Aim A —
In the records, swap every "interactable" for "clickable" and give the lines back with nothing else changed, starting at the line that has "file-label-d: d bbox=[132, 165, 152, 174]" and stopping after the line that has "rank-labels-right: 87654321 bbox=[233, 12, 241, 165]".

I'd been a solid dev for 10 years and the closest I'd come was being an
unofficial team lead a couple of times. I found it hard, in a big company, to
work on raising my profile without feeling like I was taking credit for other
people's work. Sadly, it's hard to get recognized as being a "leader" if you
are scrupulous about acknowledging the efforts of your team -- even if your
team-mates recognize your leadership role, nobody asks them.

I'm also, frankly, an insubordinate bastard -- I always get along really well
with my immediate manager and co-workers, but upper management tends not to
like me because I poke fun. So it's easy to see why nobody was running to
promote me, and I can't say I really blamed them.

So I jumped at the chance to be tech lead and co-founder of awe.sm. Now I have
my own team, and I am getting to prove my leadership credentials first-hand.
I'll let others decide how well that's going ;-)

------
variety
_I see peers (coworkers who eventually moved on to other places) who make
these strange leaps from Sr. Engineer to Director or CTO and I don't
understand how they did it._

Really, the only thing you're lacking -- and I do not say this lightly, or
mean this disparagingly -- is chutzpah.

Aim B —
In the forum thread about leadership, what role did the writer take at awe.sm?

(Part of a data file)
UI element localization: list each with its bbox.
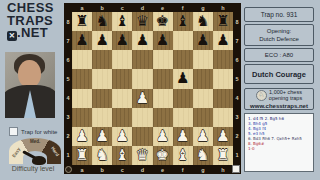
file-label-d: d bbox=[132, 165, 152, 174]
promo-text: 1,000+ chess opening traps bbox=[269, 89, 302, 102]
promo-row: ♘ 1,000+ chess opening traps bbox=[245, 89, 313, 102]
black-pawn: ♟ bbox=[116, 33, 129, 48]
rank-label-2: 2 bbox=[233, 127, 241, 146]
file-label-e: e bbox=[153, 3, 173, 12]
square-g6[interactable] bbox=[193, 50, 213, 69]
file-label-g: g bbox=[193, 3, 213, 12]
square-b1[interactable]: ♞ bbox=[92, 146, 112, 165]
black-pawn: ♟ bbox=[95, 33, 108, 48]
square-c6[interactable] bbox=[112, 50, 132, 69]
file-label-b: b bbox=[92, 165, 112, 174]
promo-line2: opening traps bbox=[269, 95, 302, 102]
black-pawn: ♟ bbox=[216, 33, 229, 48]
square-g3[interactable] bbox=[193, 108, 213, 127]
square-d3[interactable] bbox=[132, 108, 152, 127]
file-label-e: e bbox=[153, 165, 173, 174]
chess-board-frame: abcdefgh abcdefgh 87654321 87654321 ♜♞♝♛… bbox=[64, 3, 241, 174]
rank-label-4: 4 bbox=[233, 89, 241, 108]
square-g7[interactable]: ♟ bbox=[193, 31, 213, 50]
square-f6[interactable] bbox=[173, 50, 193, 69]
square-h6[interactable] bbox=[213, 50, 233, 69]
square-h4[interactable] bbox=[213, 89, 233, 108]
opening-name: Dutch Defence bbox=[245, 35, 313, 43]
chess-board: ♜♞♝♛♚♝♞♜♟♟♟♟♟♟♟♟♟♟♟♟♟♟♟♟♜♞♝♛♚♝♞♜ bbox=[72, 12, 233, 165]
square-h1[interactable]: ♜ bbox=[213, 146, 233, 165]
rank-label-8: 8 bbox=[233, 12, 241, 31]
presenter-photo bbox=[5, 52, 55, 118]
trap-for-white-label: Trap for white bbox=[21, 129, 57, 135]
white-queen: ♛ bbox=[136, 148, 149, 163]
file-labels-top: abcdefgh bbox=[72, 3, 233, 12]
trap-name-box: Dutch Courage bbox=[244, 64, 314, 84]
square-h8[interactable]: ♜ bbox=[213, 12, 233, 31]
square-h2[interactable]: ♟ bbox=[213, 127, 233, 146]
eco-box: ECO : A80 bbox=[244, 48, 314, 62]
rank-label-2: 2 bbox=[64, 127, 72, 146]
rank-label-3: 3 bbox=[64, 108, 72, 127]
rank-labels-right: 87654321 bbox=[233, 12, 241, 165]
chesstraps-promo-icon: ♘ bbox=[256, 90, 267, 101]
rank-label-7: 7 bbox=[64, 31, 72, 50]
white-pawn: ♟ bbox=[196, 129, 209, 144]
trap-for-white-checkbox[interactable] bbox=[9, 127, 18, 136]
square-a6[interactable] bbox=[72, 50, 92, 69]
rank-label-6: 6 bbox=[233, 50, 241, 69]
rank-label-1: 1 bbox=[233, 146, 241, 165]
move-list-panel[interactable]: 1. d4 f5 2. Bg5 h63. Bh4 g54. Bg3 f45. e… bbox=[244, 113, 314, 172]
square-e8[interactable]: ♚ bbox=[153, 12, 173, 31]
promo-box: ♘ 1,000+ chess opening traps www.chesstr… bbox=[244, 88, 314, 110]
black-rook: ♜ bbox=[75, 14, 88, 29]
file-label-f: f bbox=[173, 3, 193, 12]
white-to-move-indicator bbox=[232, 165, 240, 173]
square-f7[interactable] bbox=[173, 31, 193, 50]
file-label-c: c bbox=[112, 165, 132, 174]
square-f4[interactable] bbox=[173, 89, 193, 108]
white-rook: ♜ bbox=[216, 148, 229, 163]
square-c7[interactable]: ♟ bbox=[112, 31, 132, 50]
square-d2[interactable] bbox=[132, 127, 152, 146]
square-d8[interactable]: ♛ bbox=[132, 12, 152, 31]
square-e5[interactable] bbox=[153, 69, 173, 88]
black-knight: ♞ bbox=[196, 14, 209, 29]
eco-code: ECO : A80 bbox=[245, 52, 313, 58]
square-a5[interactable] bbox=[72, 69, 92, 88]
white-knight: ♞ bbox=[196, 148, 209, 163]
square-g1[interactable]: ♞ bbox=[193, 146, 213, 165]
square-a3[interactable] bbox=[72, 108, 92, 127]
black-pawn: ♟ bbox=[196, 33, 209, 48]
trap-name: Dutch Courage bbox=[245, 70, 313, 79]
square-g8[interactable]: ♞ bbox=[193, 12, 213, 31]
black-pawn: ♟ bbox=[176, 71, 189, 86]
rank-label-8: 8 bbox=[64, 12, 72, 31]
file-label-d: d bbox=[132, 3, 152, 12]
square-d6[interactable] bbox=[132, 50, 152, 69]
black-rook: ♜ bbox=[216, 14, 229, 29]
white-pawn: ♟ bbox=[176, 129, 189, 144]
square-a2[interactable]: ♟ bbox=[72, 127, 92, 146]
x-box-icon: ✕ bbox=[7, 31, 17, 41]
square-h3[interactable] bbox=[213, 108, 233, 127]
square-c4[interactable] bbox=[112, 89, 132, 108]
square-c1[interactable]: ♝ bbox=[112, 146, 132, 165]
square-d7[interactable]: ♟ bbox=[132, 31, 152, 50]
square-e7[interactable]: ♟ bbox=[153, 31, 173, 50]
rank-label-7: 7 bbox=[233, 31, 241, 50]
square-e4[interactable] bbox=[153, 89, 173, 108]
square-g5[interactable] bbox=[193, 69, 213, 88]
black-bishop: ♝ bbox=[176, 14, 189, 29]
square-a8[interactable]: ♜ bbox=[72, 12, 92, 31]
file-label-g: g bbox=[193, 165, 213, 174]
square-c3[interactable] bbox=[112, 108, 132, 127]
file-label-a: a bbox=[72, 3, 92, 12]
file-label-h: h bbox=[213, 165, 233, 174]
rank-label-3: 3 bbox=[233, 108, 241, 127]
white-bishop: ♝ bbox=[116, 148, 129, 163]
opening-label: Opening: bbox=[245, 27, 313, 35]
square-f3[interactable] bbox=[173, 108, 193, 127]
square-b5[interactable] bbox=[92, 69, 112, 88]
square-g4[interactable] bbox=[193, 89, 213, 108]
trap-number: Trap no. 931 bbox=[245, 11, 313, 18]
website-url[interactable]: www.chesstraps.net bbox=[245, 103, 313, 110]
rank-label-6: 6 bbox=[64, 50, 72, 69]
black-pawn: ♟ bbox=[75, 33, 88, 48]
white-pawn: ♟ bbox=[75, 129, 88, 144]
square-b2[interactable]: ♟ bbox=[92, 127, 112, 146]
square-a1[interactable]: ♜ bbox=[72, 146, 92, 165]
board-corner-icon[interactable] bbox=[65, 166, 72, 173]
move-line: 1-0 bbox=[248, 146, 313, 151]
white-pawn: ♟ bbox=[216, 129, 229, 144]
square-b6[interactable] bbox=[92, 50, 112, 69]
square-h7[interactable]: ♟ bbox=[213, 31, 233, 50]
white-rook: ♜ bbox=[75, 148, 88, 163]
logo-suffix: .NET bbox=[17, 25, 48, 40]
white-pawn: ♟ bbox=[136, 91, 149, 106]
black-king: ♚ bbox=[156, 14, 169, 29]
white-pawn: ♟ bbox=[95, 129, 108, 144]
square-b3[interactable] bbox=[92, 108, 112, 127]
black-knight: ♞ bbox=[95, 14, 108, 29]
difficulty-med-label: Med. bbox=[30, 139, 40, 144]
square-f8[interactable]: ♝ bbox=[173, 12, 193, 31]
file-label-f: f bbox=[173, 165, 193, 174]
file-label-c: c bbox=[112, 3, 132, 12]
rank-label-5: 5 bbox=[64, 69, 72, 88]
file-label-b: b bbox=[92, 3, 112, 12]
white-bishop: ♝ bbox=[176, 148, 189, 163]
white-pawn: ♟ bbox=[116, 129, 129, 144]
black-queen: ♛ bbox=[136, 14, 149, 29]
chesstraps-screen: CHESS TRAPS ✕.NET Trap for white Easy Me… bbox=[0, 0, 320, 180]
square-c5[interactable] bbox=[112, 69, 132, 88]
file-labels-bottom: abcdefgh bbox=[72, 165, 233, 174]
square-f5[interactable]: ♟ bbox=[173, 69, 193, 88]
square-b7[interactable]: ♟ bbox=[92, 31, 112, 50]
square-b4[interactable] bbox=[92, 89, 112, 108]
square-b8[interactable]: ♞ bbox=[92, 12, 112, 31]
square-d4[interactable]: ♟ bbox=[132, 89, 152, 108]
square-e6[interactable] bbox=[153, 50, 173, 69]
white-knight: ♞ bbox=[95, 148, 108, 163]
opening-box: Opening: Dutch Defence bbox=[244, 24, 314, 46]
square-h5[interactable] bbox=[213, 69, 233, 88]
square-e1[interactable]: ♚ bbox=[153, 146, 173, 165]
black-bishop: ♝ bbox=[116, 14, 129, 29]
difficulty-needle-hub bbox=[32, 156, 46, 165]
file-label-a: a bbox=[72, 165, 92, 174]
logo-line3: ✕.NET bbox=[7, 27, 54, 41]
white-pawn: ♟ bbox=[156, 129, 169, 144]
presenter-face bbox=[18, 60, 41, 88]
square-e2[interactable]: ♟ bbox=[153, 127, 173, 146]
rank-label-1: 1 bbox=[64, 146, 72, 165]
square-a4[interactable] bbox=[72, 89, 92, 108]
black-pawn: ♟ bbox=[136, 33, 149, 48]
square-c8[interactable]: ♝ bbox=[112, 12, 132, 31]
square-f2[interactable]: ♟ bbox=[173, 127, 193, 146]
square-d5[interactable] bbox=[132, 69, 152, 88]
rank-labels-left: 87654321 bbox=[64, 12, 72, 165]
difficulty-gauge: Easy Med. Hard bbox=[9, 138, 61, 164]
white-king: ♚ bbox=[156, 148, 169, 163]
square-c2[interactable]: ♟ bbox=[112, 127, 132, 146]
square-g2[interactable]: ♟ bbox=[193, 127, 213, 146]
difficulty-label: Difficulty level bbox=[0, 165, 66, 172]
trap-for-white-row: Trap for white bbox=[9, 127, 57, 136]
file-label-h: h bbox=[213, 3, 233, 12]
rank-label-5: 5 bbox=[233, 69, 241, 88]
rank-label-4: 4 bbox=[64, 89, 72, 108]
square-f1[interactable]: ♝ bbox=[173, 146, 193, 165]
site-logo: CHESS TRAPS ✕.NET bbox=[7, 2, 54, 41]
square-e3[interactable] bbox=[153, 108, 173, 127]
square-a7[interactable]: ♟ bbox=[72, 31, 92, 50]
trap-number-box: Trap no. 931 bbox=[244, 7, 314, 22]
square-d1[interactable]: ♛ bbox=[132, 146, 152, 165]
black-pawn: ♟ bbox=[156, 33, 169, 48]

Exercise answer A —
file-label-d: d bbox=[132, 165, 152, 174]
promo-text: 1,000+ chess opening traps bbox=[269, 89, 302, 102]
promo-row: ♘ 1,000+ chess opening traps bbox=[245, 89, 313, 102]
black-pawn: ♟ bbox=[116, 33, 129, 48]
rank-label-2: 2 bbox=[233, 127, 241, 146]
file-label-e: e bbox=[153, 3, 173, 12]
square-g6[clickable] bbox=[193, 50, 213, 69]
file-label-g: g bbox=[193, 3, 213, 12]
square-b1[clickable]: ♞ bbox=[92, 146, 112, 165]
black-pawn: ♟ bbox=[95, 33, 108, 48]
square-c6[clickable] bbox=[112, 50, 132, 69]
file-label-b: b bbox=[92, 165, 112, 174]
promo-line2: opening traps bbox=[269, 95, 302, 102]
black-pawn: ♟ bbox=[216, 33, 229, 48]
square-g3[clickable] bbox=[193, 108, 213, 127]
square-d3[clickable] bbox=[132, 108, 152, 127]
file-label-e: e bbox=[153, 165, 173, 174]
chess-board-frame: abcdefgh abcdefgh 87654321 87654321 ♜♞♝♛… bbox=[64, 3, 241, 174]
rank-label-4: 4 bbox=[233, 89, 241, 108]
square-g7[clickable]: ♟ bbox=[193, 31, 213, 50]
square-f6[clickable] bbox=[173, 50, 193, 69]
square-h6[clickable] bbox=[213, 50, 233, 69]
square-h4[clickable] bbox=[213, 89, 233, 108]
opening-name: Dutch Defence bbox=[245, 35, 313, 43]
chess-board: ♜♞♝♛♚♝♞♜♟♟♟♟♟♟♟♟♟♟♟♟♟♟♟♟♜♞♝♛♚♝♞♜ bbox=[72, 12, 233, 165]
square-h1[clickable]: ♜ bbox=[213, 146, 233, 165]
rank-label-8: 8 bbox=[233, 12, 241, 31]
presenter-photo bbox=[5, 52, 55, 118]
trap-for-white-label: Trap for white bbox=[21, 129, 57, 135]
white-queen: ♛ bbox=[136, 148, 149, 163]
file-labels-top: abcdefgh bbox=[72, 3, 233, 12]
trap-name-box: Dutch Courage bbox=[244, 64, 314, 84]
square-h8[clickable]: ♜ bbox=[213, 12, 233, 31]
square-h2[clickable]: ♟ bbox=[213, 127, 233, 146]
eco-box: ECO : A80 bbox=[244, 48, 314, 62]
rank-label-2: 2 bbox=[64, 127, 72, 146]
rank-label-3: 3 bbox=[64, 108, 72, 127]
rank-labels-right: 87654321 bbox=[233, 12, 241, 165]

Exercise answer B —
Tech lead and co-founder.